> _SHORT PROBLEM_
Reproduce exactly the lines from the line containing "Give me a plain-text" through the end of the records below, including both ends, and nothing else.

+++ MATERIAL SUPPLIED +++

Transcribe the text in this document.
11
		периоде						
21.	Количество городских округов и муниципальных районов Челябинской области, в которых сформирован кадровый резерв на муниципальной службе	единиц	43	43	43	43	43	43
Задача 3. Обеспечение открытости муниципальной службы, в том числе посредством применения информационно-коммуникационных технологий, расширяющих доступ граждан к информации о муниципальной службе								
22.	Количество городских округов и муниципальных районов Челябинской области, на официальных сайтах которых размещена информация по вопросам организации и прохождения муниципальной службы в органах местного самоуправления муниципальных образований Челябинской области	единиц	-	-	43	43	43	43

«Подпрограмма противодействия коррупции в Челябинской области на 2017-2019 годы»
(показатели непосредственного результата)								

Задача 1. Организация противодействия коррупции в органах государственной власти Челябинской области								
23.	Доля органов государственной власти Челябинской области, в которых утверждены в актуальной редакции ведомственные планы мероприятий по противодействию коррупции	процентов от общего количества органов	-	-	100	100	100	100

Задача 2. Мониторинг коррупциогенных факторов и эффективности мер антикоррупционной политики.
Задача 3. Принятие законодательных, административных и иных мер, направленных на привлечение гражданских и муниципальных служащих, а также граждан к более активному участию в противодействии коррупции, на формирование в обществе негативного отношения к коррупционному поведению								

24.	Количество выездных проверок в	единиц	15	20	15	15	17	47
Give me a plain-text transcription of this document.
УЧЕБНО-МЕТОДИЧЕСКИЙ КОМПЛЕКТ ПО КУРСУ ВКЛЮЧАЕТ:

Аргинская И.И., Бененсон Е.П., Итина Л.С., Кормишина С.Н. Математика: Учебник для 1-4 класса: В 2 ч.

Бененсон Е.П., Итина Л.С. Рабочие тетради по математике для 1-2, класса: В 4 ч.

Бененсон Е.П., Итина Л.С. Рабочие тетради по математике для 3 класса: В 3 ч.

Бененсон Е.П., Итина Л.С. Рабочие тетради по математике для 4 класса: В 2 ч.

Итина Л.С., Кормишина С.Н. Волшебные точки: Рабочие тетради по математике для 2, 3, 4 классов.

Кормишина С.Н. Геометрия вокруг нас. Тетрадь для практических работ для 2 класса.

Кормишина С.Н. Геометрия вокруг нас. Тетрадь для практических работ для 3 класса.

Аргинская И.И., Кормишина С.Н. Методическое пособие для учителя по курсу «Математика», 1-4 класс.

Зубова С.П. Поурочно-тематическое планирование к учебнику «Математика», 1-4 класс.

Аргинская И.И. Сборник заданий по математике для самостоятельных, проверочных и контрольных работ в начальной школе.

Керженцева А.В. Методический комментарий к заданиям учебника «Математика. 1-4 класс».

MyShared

+++

> _OUTPUT BELOW_
Give me a plain-text transcription of this document.
УЧЕБНО-МЕТОДИЧЕСКИЙ КОМПЛЕКТ ПО КУРСУ ВКЛЮЧАЕТ:

Аргинская И.И., Бененсон Е.П., Итина Л.С., Кормишина С.Н. Математика: Учебник для 1-4 класса: В 2 ч.

Бененсон Е.П., Итина Л.С. Рабочие тетради по математике для 1-2, класса: В 4 ч.

Бененсон Е.П., Итина Л.С. Рабочие тетради по математике для 3 класса: В 3 ч.

Бененсон Е.П., Итина Л.С. Рабочие тетради по математике для 4 класса: В 2 ч.

Итина Л.С., Кормишина С.Н. Волшебные точки: Рабочие тетради по математике для 2, 3, 4 классов.

Кормишина С.Н. Геометрия вокруг нас. Тетрадь для практических работ для 2 класса.

Кормишина С.Н. Геометрия вокруг нас. Тетрадь для практических работ для 3 класса.

Аргинская И.И., Кормишина С.Н. Методическое пособие для учителя по курсу «Математика», 1-4 класс.

Зубова С.П. Поурочно-тематическое планирование к учебнику «Математика», 1-4 класс.

Аргинская И.И. Сборник заданий по математике для самостоятельных, проверочных и контрольных работ в начальной школе.

Керженцева А.В. Методический комментарий к заданиям учебника «Математика. 1-4 класс».

MyShared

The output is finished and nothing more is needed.